[Element box annotations]
================

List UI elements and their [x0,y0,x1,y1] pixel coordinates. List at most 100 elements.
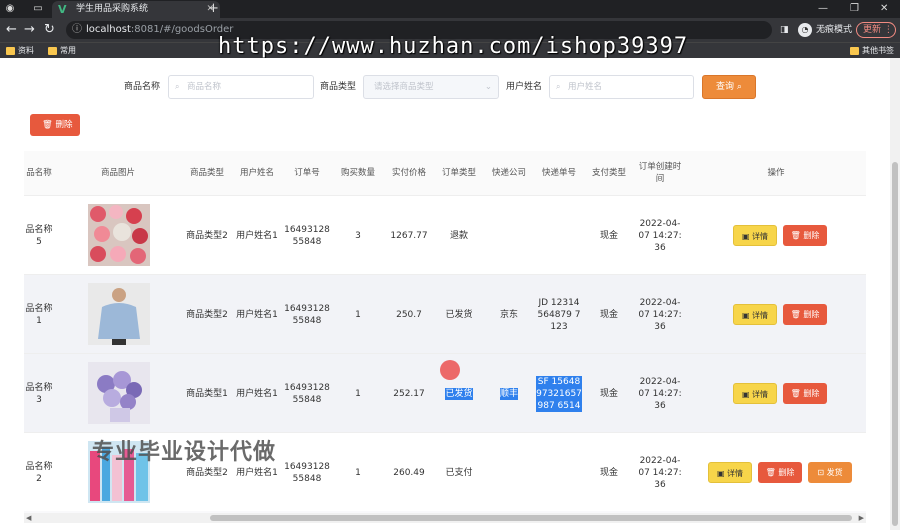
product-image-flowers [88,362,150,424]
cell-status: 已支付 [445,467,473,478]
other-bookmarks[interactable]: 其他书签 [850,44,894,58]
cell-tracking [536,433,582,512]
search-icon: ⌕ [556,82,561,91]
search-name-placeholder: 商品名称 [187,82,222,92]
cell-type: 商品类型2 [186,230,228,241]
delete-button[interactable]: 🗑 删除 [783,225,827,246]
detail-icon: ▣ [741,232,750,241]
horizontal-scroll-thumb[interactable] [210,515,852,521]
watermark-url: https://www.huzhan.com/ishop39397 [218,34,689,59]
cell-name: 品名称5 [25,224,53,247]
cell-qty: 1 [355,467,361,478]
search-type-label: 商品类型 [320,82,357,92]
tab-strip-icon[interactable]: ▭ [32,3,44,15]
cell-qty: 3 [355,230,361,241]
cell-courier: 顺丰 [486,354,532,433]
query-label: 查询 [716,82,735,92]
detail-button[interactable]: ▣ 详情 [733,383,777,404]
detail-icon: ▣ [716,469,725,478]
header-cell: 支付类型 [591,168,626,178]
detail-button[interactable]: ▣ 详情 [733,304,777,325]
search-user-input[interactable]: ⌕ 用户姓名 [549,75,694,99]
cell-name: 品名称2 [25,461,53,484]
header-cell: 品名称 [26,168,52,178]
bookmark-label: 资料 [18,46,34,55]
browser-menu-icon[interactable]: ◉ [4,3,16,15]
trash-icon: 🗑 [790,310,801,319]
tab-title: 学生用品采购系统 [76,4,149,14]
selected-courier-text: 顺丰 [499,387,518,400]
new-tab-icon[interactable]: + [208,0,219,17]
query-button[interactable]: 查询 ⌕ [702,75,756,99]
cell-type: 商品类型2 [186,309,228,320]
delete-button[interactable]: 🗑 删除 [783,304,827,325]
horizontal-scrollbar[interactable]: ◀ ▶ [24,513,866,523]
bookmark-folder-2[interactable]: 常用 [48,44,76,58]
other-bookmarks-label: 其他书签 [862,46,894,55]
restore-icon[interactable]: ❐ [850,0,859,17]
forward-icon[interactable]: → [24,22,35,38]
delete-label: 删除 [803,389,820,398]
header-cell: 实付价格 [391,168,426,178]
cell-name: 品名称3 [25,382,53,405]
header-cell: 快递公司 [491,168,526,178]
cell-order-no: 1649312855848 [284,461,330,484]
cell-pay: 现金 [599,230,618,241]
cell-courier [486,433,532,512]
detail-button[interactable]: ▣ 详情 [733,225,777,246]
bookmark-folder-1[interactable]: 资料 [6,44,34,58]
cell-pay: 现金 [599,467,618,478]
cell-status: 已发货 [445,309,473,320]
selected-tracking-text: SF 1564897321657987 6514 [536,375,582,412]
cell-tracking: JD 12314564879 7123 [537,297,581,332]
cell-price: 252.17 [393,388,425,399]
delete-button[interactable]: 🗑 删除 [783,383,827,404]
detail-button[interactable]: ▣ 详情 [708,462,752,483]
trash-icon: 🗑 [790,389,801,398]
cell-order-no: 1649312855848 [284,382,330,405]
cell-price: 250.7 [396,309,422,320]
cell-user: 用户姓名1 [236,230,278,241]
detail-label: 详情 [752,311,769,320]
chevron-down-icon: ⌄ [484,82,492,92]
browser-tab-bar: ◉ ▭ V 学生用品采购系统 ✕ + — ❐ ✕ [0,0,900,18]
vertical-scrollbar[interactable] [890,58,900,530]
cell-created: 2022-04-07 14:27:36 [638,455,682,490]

================

Short exercise = Return, without any change, the part of the listing that opens with the line containing "product-image-flowers [88,362,150,424]" and closes with the line containing "delete-button[interactable]: 🗑 删除 [783,225,827,246]", including both of those lines.

Full response =
product-image-flowers [88,362,150,424]
cell-status: 已支付 [445,467,473,478]
other-bookmarks[interactable]: 其他书签 [850,44,894,58]
cell-tracking [536,433,582,512]
search-icon: ⌕ [556,82,561,91]
search-name-placeholder: 商品名称 [187,82,222,92]
cell-type: 商品类型2 [186,230,228,241]
delete-button[interactable]: 🗑 删除 [783,225,827,246]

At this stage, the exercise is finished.